## Start STORED RECORDS

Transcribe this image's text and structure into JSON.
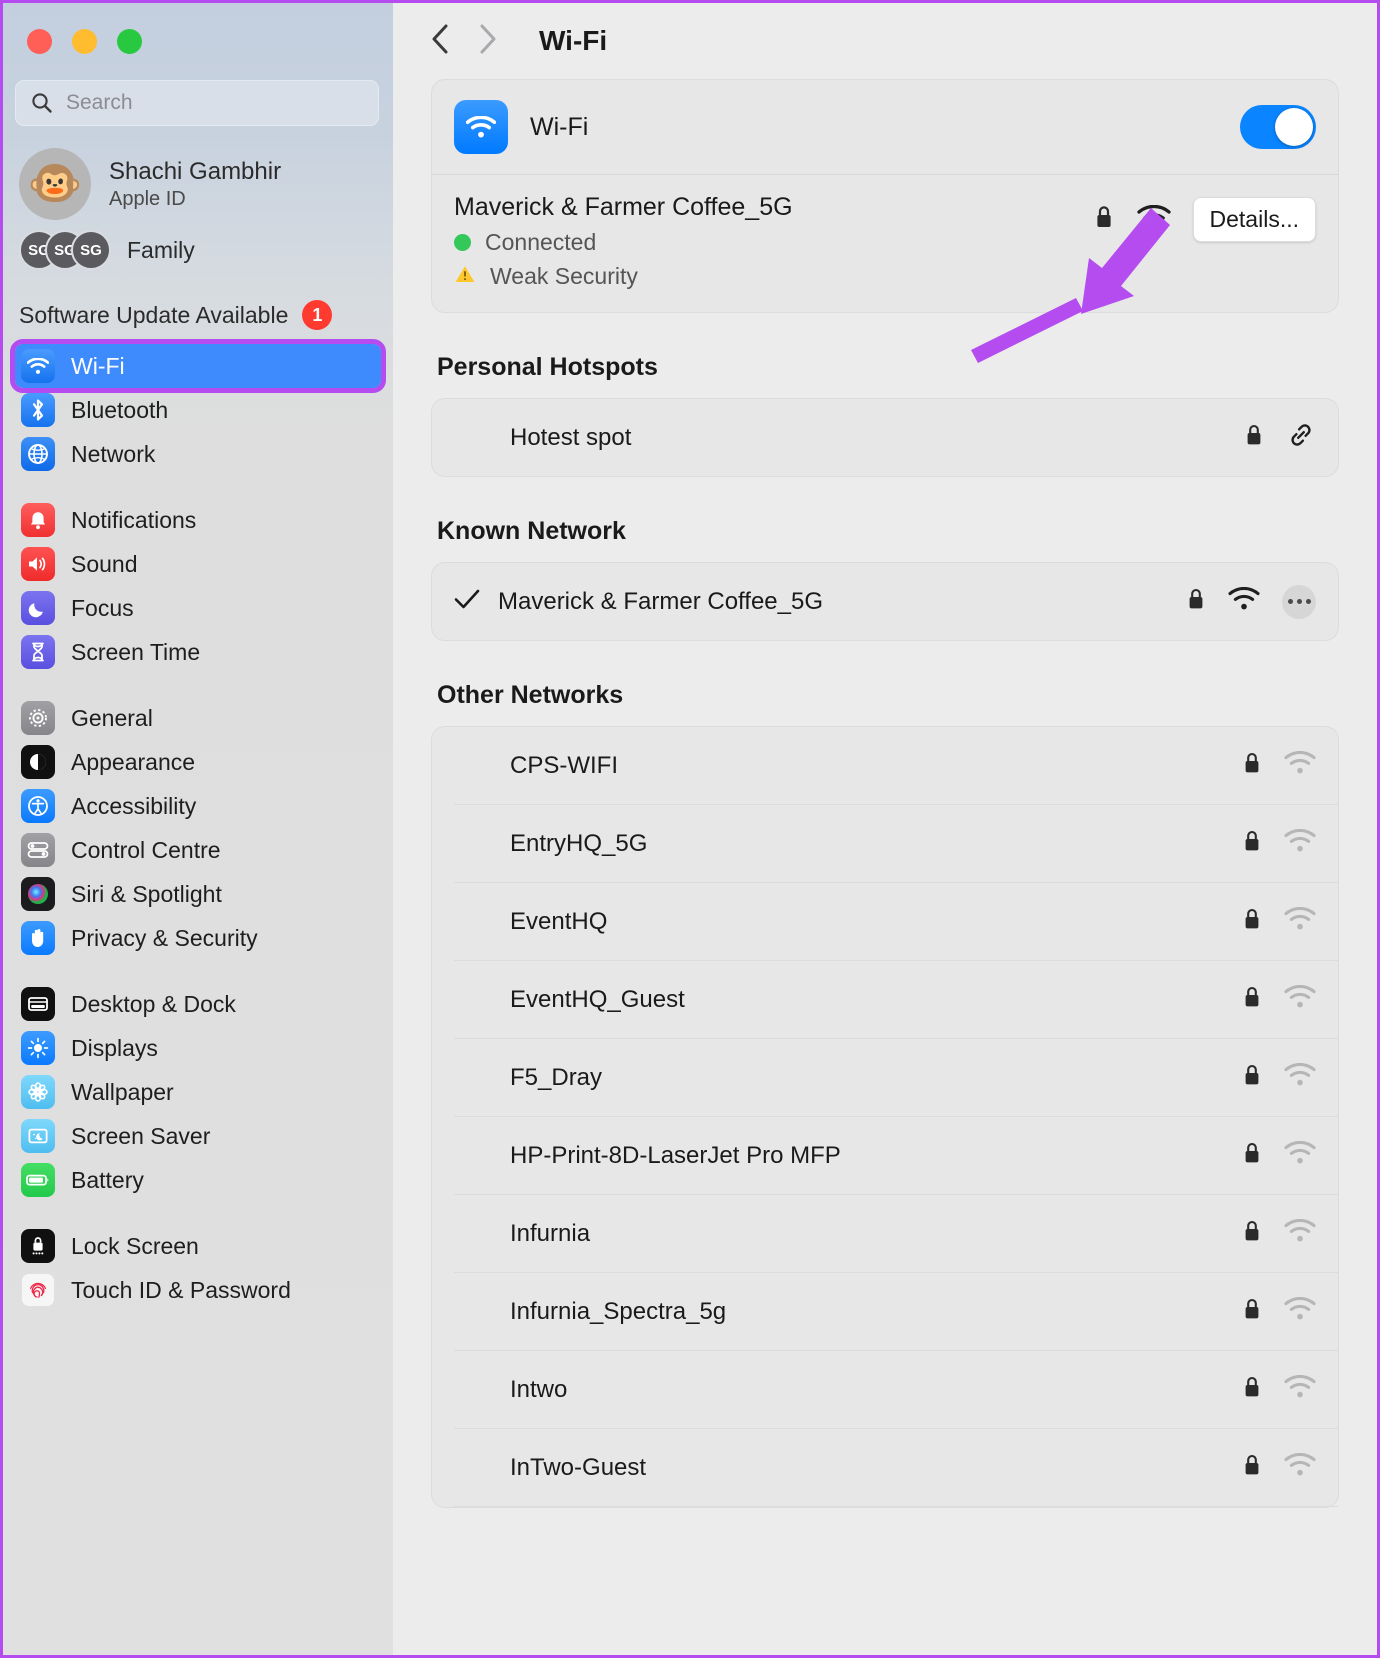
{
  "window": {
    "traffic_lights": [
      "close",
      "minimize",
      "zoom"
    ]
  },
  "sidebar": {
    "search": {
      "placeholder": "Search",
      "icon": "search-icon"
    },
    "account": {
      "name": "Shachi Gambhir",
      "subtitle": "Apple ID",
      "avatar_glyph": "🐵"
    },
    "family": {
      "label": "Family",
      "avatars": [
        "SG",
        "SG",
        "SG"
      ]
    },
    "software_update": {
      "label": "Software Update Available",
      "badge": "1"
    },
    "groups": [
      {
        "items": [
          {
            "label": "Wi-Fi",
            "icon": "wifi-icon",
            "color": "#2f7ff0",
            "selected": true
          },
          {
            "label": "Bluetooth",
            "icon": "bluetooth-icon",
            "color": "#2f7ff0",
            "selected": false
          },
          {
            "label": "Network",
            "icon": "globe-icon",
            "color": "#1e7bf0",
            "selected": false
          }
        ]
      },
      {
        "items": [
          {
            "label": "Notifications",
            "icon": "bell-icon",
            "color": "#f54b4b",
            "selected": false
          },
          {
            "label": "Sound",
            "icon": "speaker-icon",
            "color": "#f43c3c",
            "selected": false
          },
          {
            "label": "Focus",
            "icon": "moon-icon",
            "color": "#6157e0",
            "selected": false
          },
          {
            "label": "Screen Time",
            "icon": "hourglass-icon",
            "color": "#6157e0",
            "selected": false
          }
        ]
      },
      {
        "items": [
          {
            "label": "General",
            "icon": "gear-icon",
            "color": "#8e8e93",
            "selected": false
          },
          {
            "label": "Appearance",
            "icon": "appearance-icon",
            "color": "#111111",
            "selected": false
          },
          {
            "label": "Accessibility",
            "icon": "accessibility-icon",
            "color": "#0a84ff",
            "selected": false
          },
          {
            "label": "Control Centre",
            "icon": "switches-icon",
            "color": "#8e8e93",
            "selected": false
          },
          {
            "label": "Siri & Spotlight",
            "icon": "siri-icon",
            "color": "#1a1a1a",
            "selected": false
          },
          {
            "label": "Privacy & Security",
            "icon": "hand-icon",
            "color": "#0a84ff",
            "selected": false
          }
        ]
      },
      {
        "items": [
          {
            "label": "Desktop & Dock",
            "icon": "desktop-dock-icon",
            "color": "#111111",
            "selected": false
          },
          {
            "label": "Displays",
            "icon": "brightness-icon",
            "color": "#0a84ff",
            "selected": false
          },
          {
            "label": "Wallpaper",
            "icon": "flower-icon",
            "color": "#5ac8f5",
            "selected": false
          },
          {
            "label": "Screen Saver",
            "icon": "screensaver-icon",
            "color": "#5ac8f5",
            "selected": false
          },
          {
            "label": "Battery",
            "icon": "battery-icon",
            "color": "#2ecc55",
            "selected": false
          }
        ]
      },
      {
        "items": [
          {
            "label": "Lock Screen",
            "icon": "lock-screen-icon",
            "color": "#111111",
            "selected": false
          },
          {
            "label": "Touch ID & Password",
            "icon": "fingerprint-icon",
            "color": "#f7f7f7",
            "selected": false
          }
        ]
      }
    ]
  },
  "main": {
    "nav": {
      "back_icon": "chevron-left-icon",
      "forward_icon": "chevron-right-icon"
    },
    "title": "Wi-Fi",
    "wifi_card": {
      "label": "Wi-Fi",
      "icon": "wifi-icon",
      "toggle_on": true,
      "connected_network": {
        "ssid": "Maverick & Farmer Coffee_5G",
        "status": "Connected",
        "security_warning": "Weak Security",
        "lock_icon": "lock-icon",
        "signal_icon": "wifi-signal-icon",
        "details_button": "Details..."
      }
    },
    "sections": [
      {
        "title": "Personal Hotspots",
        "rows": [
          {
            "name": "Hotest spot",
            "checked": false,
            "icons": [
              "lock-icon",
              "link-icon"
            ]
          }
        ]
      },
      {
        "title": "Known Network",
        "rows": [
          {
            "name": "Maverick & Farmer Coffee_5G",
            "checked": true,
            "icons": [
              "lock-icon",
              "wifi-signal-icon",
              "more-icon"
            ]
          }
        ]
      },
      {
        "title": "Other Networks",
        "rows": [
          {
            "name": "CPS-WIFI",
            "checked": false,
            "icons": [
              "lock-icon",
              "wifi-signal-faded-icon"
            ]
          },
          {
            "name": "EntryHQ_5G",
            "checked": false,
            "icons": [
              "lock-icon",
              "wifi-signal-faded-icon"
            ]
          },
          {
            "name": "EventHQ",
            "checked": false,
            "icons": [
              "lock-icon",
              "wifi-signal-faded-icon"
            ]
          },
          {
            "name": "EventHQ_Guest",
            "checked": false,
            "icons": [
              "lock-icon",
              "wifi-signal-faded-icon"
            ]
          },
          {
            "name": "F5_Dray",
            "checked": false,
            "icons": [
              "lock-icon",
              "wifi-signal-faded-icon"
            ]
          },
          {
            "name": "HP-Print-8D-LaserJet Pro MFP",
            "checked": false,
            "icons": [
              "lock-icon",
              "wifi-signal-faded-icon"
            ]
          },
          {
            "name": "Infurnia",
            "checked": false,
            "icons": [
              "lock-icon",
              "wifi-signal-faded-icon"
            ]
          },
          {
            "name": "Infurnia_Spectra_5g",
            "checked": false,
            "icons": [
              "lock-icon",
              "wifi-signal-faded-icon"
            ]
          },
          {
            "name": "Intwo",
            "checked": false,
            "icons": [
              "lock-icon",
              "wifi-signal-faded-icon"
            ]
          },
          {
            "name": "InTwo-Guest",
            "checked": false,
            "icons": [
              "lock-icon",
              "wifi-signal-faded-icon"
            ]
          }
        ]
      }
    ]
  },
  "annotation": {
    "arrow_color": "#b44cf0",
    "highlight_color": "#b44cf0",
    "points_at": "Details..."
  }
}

## End STORED RECORDS
## Start STORED RECORDS

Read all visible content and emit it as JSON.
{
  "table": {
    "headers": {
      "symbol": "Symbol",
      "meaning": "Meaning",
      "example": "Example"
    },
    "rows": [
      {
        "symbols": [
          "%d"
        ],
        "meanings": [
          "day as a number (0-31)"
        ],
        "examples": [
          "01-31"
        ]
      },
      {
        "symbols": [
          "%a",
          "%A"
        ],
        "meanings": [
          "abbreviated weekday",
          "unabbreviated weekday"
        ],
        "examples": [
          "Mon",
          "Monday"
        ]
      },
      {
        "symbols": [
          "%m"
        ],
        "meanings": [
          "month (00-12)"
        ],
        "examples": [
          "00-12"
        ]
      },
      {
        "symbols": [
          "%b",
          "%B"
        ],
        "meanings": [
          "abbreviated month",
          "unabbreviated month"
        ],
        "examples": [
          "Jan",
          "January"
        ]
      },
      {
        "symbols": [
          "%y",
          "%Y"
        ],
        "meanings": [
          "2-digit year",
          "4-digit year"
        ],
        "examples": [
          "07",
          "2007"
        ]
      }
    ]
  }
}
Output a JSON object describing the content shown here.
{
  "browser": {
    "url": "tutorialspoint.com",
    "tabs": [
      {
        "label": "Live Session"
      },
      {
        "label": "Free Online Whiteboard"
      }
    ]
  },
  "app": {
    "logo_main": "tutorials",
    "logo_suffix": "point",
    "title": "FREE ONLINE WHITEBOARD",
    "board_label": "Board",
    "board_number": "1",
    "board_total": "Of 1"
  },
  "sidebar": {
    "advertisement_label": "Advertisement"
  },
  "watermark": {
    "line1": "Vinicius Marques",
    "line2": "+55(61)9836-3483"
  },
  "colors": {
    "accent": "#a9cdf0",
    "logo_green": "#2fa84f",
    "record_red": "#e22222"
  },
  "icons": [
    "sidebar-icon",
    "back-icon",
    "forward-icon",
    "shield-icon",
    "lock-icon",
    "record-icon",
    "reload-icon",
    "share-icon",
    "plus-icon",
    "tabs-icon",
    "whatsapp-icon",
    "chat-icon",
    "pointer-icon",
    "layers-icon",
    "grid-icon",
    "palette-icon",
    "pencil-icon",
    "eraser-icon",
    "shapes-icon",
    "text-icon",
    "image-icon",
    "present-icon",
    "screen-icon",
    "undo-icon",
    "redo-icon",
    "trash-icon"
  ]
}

## End STORED RECORDS

**YOUR TASK:** For the data above, state how many lines contain "Details"; the number is the whole answer.

**ANSWER TO THE EXERCISE:** 2